[EXERCISE PROMPT] Return each line containing "οποία".

[EXERCISE MATERIALS]
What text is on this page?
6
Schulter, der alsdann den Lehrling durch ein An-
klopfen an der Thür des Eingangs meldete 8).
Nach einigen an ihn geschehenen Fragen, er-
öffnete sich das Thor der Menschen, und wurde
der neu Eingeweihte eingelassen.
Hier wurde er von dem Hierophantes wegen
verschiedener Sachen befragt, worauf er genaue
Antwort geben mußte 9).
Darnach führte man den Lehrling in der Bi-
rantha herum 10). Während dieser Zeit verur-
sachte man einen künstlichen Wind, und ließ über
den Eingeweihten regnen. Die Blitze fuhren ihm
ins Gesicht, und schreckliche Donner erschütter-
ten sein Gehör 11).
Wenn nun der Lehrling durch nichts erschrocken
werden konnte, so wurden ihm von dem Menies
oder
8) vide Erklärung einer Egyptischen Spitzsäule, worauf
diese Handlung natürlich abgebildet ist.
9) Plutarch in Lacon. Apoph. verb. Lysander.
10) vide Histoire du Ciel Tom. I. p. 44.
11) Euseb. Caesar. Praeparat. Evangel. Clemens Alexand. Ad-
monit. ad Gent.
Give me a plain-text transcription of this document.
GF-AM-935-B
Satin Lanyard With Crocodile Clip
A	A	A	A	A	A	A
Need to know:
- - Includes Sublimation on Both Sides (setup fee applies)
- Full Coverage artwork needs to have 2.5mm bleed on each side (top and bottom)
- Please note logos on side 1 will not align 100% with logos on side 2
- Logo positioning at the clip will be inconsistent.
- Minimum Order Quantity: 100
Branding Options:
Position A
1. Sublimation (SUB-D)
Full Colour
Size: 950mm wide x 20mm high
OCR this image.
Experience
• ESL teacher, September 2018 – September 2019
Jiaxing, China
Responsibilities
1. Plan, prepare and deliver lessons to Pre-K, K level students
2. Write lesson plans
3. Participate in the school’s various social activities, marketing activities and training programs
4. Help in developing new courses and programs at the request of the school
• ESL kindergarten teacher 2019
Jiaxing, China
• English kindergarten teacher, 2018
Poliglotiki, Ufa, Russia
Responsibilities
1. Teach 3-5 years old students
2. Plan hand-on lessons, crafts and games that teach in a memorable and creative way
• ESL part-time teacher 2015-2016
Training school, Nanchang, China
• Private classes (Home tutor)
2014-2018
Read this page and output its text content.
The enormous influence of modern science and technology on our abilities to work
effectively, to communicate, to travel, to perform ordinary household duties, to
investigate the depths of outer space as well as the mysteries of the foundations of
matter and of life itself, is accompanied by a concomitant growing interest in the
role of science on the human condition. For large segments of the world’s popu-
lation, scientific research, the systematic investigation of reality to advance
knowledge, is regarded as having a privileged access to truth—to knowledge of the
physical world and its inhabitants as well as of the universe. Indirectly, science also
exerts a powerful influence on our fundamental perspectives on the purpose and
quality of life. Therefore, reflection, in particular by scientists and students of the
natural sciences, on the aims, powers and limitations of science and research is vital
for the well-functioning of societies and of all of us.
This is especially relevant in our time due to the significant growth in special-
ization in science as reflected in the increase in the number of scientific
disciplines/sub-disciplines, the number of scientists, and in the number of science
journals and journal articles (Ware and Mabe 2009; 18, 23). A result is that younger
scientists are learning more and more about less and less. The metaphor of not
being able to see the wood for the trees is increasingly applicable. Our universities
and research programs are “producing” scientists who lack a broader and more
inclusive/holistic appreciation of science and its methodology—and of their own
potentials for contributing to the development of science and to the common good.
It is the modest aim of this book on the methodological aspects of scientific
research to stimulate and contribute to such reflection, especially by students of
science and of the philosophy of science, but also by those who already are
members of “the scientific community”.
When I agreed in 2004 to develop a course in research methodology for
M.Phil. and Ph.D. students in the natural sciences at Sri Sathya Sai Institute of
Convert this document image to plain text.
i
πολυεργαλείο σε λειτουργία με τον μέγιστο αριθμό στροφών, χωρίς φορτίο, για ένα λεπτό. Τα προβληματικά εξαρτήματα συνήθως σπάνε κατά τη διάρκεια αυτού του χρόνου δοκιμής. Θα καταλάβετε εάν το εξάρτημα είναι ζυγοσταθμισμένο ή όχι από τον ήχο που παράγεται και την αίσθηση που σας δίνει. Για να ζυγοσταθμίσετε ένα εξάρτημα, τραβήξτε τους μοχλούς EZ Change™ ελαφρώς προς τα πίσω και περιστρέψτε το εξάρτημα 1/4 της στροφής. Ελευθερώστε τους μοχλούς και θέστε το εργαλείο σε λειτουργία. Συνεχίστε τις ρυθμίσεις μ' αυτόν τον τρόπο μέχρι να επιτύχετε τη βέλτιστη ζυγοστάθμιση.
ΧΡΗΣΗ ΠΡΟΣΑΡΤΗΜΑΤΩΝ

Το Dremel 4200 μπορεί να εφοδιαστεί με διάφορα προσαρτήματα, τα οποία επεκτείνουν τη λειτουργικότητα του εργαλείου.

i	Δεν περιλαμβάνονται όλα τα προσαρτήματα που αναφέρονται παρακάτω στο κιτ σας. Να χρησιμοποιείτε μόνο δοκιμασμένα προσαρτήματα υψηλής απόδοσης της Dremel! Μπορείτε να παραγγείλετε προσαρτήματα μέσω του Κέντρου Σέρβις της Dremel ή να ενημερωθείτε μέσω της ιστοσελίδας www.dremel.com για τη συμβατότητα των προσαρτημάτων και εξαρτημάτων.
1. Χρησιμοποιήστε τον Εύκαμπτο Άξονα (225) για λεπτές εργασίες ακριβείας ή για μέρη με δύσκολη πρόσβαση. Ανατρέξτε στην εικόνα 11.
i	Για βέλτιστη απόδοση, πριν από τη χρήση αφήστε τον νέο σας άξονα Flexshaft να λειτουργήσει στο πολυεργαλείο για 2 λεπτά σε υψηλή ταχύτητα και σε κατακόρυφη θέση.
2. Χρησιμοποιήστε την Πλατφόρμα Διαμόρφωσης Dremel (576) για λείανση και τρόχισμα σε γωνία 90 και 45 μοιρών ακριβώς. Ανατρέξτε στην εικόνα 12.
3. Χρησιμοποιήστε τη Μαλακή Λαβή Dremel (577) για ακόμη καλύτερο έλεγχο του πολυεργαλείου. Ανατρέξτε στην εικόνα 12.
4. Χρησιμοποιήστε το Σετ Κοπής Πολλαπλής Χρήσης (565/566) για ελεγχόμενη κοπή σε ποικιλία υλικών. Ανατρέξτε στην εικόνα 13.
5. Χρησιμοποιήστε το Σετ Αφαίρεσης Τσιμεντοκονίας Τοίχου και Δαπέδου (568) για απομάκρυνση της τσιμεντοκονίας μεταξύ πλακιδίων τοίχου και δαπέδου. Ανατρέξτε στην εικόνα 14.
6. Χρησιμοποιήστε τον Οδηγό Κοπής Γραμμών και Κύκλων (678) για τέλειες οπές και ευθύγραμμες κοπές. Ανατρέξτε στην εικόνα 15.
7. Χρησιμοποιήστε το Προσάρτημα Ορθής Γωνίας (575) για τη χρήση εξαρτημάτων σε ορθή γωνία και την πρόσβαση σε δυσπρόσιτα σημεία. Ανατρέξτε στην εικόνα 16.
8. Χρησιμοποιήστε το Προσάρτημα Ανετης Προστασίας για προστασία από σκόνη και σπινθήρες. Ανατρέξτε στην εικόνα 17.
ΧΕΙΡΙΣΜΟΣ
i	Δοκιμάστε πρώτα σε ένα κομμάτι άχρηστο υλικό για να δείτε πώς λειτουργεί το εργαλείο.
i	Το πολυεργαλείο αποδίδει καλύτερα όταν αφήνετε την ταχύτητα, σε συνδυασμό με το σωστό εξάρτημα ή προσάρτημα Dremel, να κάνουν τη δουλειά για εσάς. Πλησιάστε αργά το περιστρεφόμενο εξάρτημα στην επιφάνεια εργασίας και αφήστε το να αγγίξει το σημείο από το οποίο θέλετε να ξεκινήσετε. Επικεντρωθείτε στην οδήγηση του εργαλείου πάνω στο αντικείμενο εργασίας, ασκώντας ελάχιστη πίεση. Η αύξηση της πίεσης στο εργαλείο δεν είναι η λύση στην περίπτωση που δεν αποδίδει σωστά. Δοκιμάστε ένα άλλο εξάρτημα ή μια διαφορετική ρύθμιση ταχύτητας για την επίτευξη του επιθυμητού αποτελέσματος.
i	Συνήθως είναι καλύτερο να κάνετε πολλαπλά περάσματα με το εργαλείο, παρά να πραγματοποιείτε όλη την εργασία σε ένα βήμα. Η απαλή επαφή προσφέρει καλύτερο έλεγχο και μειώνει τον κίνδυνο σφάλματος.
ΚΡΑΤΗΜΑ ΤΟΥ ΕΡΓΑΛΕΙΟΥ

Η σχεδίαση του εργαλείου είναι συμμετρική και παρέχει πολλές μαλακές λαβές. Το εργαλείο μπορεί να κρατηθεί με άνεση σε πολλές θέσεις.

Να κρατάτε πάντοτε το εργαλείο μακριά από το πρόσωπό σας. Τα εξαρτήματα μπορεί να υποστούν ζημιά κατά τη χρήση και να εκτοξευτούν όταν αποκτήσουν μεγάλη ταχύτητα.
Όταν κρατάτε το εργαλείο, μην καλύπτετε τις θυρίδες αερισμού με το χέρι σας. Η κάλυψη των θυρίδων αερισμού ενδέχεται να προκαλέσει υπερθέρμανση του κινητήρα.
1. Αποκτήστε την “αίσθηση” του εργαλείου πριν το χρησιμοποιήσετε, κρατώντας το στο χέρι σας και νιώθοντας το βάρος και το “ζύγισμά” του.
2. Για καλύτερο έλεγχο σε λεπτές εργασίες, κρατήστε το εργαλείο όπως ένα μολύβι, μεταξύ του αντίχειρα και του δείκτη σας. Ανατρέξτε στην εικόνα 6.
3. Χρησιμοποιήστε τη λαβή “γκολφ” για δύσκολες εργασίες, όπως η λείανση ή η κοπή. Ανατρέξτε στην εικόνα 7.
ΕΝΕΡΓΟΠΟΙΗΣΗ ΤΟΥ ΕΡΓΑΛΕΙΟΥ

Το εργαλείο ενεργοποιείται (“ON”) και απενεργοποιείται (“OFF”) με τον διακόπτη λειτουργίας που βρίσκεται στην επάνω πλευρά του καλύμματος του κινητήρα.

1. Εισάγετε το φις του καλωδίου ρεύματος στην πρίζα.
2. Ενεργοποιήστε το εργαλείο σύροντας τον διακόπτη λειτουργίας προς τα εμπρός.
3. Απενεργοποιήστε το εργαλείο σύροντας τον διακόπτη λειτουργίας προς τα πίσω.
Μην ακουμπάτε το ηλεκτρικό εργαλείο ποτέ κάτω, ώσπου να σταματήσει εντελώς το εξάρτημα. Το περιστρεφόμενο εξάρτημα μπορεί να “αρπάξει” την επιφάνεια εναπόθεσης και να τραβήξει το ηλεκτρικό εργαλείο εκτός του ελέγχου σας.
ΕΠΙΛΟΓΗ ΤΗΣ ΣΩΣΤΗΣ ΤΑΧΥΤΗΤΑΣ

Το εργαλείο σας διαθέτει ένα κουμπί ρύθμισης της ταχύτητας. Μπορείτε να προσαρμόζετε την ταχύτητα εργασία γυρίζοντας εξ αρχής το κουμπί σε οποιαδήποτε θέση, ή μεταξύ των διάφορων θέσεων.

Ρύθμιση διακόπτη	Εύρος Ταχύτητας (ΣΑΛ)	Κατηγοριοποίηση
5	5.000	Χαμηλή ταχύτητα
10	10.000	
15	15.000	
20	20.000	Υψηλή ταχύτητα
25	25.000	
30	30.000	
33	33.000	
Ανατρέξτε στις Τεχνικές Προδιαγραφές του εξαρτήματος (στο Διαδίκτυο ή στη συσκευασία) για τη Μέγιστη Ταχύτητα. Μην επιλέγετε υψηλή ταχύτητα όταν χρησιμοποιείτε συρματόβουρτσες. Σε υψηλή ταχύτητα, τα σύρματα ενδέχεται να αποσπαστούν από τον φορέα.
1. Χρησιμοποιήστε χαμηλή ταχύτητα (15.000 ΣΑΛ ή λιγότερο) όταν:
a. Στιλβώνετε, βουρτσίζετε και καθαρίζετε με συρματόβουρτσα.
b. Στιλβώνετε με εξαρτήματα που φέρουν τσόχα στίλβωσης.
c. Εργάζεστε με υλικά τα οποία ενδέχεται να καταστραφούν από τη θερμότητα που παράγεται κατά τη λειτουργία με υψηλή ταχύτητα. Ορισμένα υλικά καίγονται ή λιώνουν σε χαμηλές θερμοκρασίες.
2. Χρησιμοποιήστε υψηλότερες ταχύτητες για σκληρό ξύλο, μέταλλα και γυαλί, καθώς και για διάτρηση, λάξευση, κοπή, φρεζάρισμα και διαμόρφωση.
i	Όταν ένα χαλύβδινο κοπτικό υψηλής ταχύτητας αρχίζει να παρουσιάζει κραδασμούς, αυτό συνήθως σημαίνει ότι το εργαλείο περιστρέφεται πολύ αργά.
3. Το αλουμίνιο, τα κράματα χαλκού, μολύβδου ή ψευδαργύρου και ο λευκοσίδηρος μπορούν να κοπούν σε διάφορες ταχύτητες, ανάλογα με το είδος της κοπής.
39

[REPLY]
Το Dremel 4200 μπορεί να εφοδιαστεί με διάφορα προσαρτήματα, τα οποία επεκτείνουν τη λειτουργικότητα του εργαλείου.
c. Εργάζεστε με υλικά τα οποία ενδέχεται να καταστραφούν από τη θερμότητα που παράγεται κατά τη λειτουργία με υψηλή ταχύτητα. Ορισμένα υλικά καίγονται ή λιώνουν σε χαμηλές θερμοκρασίες.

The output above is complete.